Entries taken from a collection
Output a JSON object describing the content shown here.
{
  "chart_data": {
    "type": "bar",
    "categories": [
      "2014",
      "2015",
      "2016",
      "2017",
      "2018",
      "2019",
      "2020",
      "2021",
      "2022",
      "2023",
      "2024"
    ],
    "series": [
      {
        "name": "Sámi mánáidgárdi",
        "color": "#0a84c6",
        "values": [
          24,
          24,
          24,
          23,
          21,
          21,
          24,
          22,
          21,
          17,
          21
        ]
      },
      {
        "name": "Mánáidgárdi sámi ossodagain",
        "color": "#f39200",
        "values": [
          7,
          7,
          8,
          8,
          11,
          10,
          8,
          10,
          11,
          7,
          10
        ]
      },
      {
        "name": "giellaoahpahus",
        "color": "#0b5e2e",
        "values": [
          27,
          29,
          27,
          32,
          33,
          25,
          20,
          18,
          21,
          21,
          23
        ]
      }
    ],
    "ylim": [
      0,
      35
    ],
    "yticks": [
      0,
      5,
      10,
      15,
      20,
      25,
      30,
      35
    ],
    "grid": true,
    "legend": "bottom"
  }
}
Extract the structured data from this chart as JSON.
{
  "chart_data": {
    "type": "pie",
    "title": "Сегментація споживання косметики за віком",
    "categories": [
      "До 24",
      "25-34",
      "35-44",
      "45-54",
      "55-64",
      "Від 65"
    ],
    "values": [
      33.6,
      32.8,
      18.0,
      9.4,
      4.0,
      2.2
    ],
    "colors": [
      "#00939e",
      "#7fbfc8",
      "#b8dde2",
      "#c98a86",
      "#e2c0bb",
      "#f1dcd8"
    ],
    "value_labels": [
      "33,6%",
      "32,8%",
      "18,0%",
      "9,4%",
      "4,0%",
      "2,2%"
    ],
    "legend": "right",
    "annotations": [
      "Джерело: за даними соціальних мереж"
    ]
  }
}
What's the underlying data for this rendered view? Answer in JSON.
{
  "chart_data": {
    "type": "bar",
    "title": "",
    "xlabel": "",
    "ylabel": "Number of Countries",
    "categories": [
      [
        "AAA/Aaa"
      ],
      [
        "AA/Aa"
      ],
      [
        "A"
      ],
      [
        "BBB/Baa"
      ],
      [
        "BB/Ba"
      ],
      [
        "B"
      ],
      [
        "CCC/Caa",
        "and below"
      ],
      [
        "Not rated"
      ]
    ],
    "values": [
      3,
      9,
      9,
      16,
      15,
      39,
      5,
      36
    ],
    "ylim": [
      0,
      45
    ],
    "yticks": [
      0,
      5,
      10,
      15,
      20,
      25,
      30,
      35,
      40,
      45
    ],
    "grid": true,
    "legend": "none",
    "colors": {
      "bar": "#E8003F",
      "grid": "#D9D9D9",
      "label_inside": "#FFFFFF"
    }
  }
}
...
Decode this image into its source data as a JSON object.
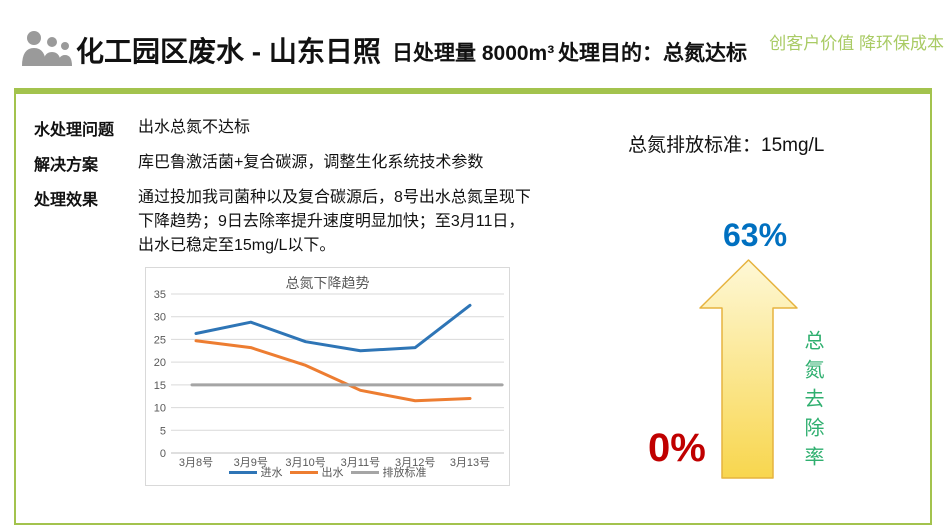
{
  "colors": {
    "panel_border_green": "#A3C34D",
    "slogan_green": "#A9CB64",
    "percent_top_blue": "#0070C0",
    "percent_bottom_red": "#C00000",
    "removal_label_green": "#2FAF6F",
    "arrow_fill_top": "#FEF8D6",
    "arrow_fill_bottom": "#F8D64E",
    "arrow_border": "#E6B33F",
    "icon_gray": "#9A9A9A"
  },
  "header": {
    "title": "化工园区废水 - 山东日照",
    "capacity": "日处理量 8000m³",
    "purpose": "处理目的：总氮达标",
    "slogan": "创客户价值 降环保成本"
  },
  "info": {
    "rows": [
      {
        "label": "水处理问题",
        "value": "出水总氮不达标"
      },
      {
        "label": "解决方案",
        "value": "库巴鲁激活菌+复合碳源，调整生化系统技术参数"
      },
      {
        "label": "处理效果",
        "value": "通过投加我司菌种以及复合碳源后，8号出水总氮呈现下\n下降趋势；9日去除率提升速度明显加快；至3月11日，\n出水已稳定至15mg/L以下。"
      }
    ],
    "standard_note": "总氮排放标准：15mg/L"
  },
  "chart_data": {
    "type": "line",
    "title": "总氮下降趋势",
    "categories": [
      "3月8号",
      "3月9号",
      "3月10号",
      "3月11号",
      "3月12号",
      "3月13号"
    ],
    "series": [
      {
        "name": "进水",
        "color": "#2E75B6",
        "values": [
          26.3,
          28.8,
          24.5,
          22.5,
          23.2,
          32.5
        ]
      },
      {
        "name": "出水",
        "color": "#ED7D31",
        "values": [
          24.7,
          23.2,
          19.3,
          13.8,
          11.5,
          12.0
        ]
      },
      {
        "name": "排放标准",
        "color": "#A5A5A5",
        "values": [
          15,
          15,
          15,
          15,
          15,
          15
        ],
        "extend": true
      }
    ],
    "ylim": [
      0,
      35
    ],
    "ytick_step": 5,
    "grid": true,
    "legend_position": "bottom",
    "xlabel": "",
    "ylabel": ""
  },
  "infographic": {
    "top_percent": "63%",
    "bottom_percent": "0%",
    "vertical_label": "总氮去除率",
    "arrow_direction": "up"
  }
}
* * *
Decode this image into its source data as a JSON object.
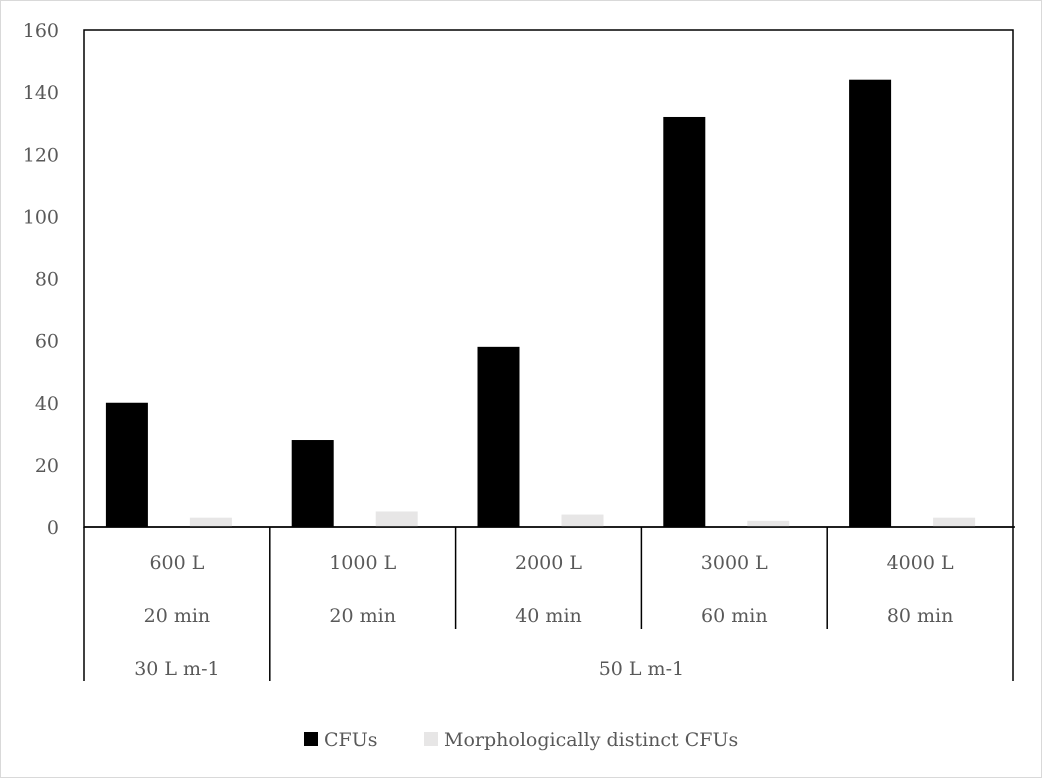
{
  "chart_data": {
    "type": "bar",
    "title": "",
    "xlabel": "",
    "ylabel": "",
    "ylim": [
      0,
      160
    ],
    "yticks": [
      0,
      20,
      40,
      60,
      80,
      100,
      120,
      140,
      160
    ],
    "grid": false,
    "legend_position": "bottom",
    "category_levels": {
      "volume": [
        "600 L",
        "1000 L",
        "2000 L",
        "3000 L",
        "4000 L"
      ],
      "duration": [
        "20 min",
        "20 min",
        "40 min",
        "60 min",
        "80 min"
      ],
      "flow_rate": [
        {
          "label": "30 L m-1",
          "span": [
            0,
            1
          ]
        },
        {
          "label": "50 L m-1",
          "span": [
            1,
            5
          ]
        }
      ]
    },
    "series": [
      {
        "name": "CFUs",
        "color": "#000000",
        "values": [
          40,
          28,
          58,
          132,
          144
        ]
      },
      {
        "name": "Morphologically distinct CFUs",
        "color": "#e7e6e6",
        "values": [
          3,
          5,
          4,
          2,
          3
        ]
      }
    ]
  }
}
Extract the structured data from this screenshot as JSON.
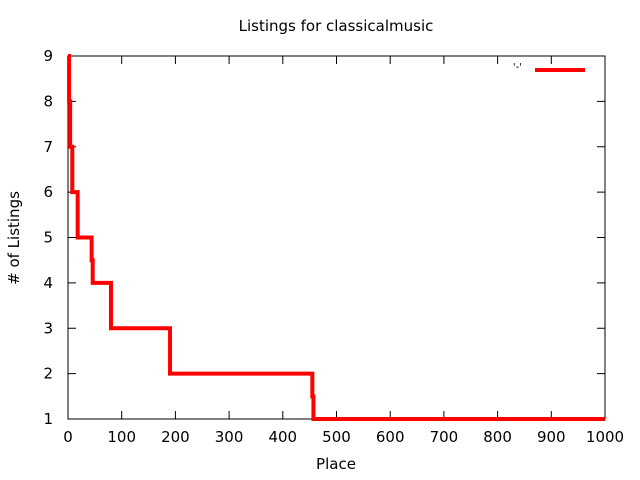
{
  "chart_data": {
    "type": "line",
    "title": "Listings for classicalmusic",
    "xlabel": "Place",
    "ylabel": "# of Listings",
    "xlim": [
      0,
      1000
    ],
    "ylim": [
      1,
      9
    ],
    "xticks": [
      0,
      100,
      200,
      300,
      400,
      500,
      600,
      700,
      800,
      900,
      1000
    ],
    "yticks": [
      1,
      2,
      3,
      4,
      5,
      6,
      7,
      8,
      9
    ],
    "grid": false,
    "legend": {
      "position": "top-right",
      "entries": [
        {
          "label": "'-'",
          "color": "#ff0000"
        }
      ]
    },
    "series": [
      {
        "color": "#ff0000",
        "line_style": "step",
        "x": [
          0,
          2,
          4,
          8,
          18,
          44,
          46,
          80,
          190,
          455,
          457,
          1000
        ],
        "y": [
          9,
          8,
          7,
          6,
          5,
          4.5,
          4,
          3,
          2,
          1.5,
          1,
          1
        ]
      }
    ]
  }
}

* [Task objective] Copy all lines of the material above where the string "Listings" occurs.

* [Reply to the task]
    "title": "Listings for classicalmusic",
    "ylabel": "# of Listings",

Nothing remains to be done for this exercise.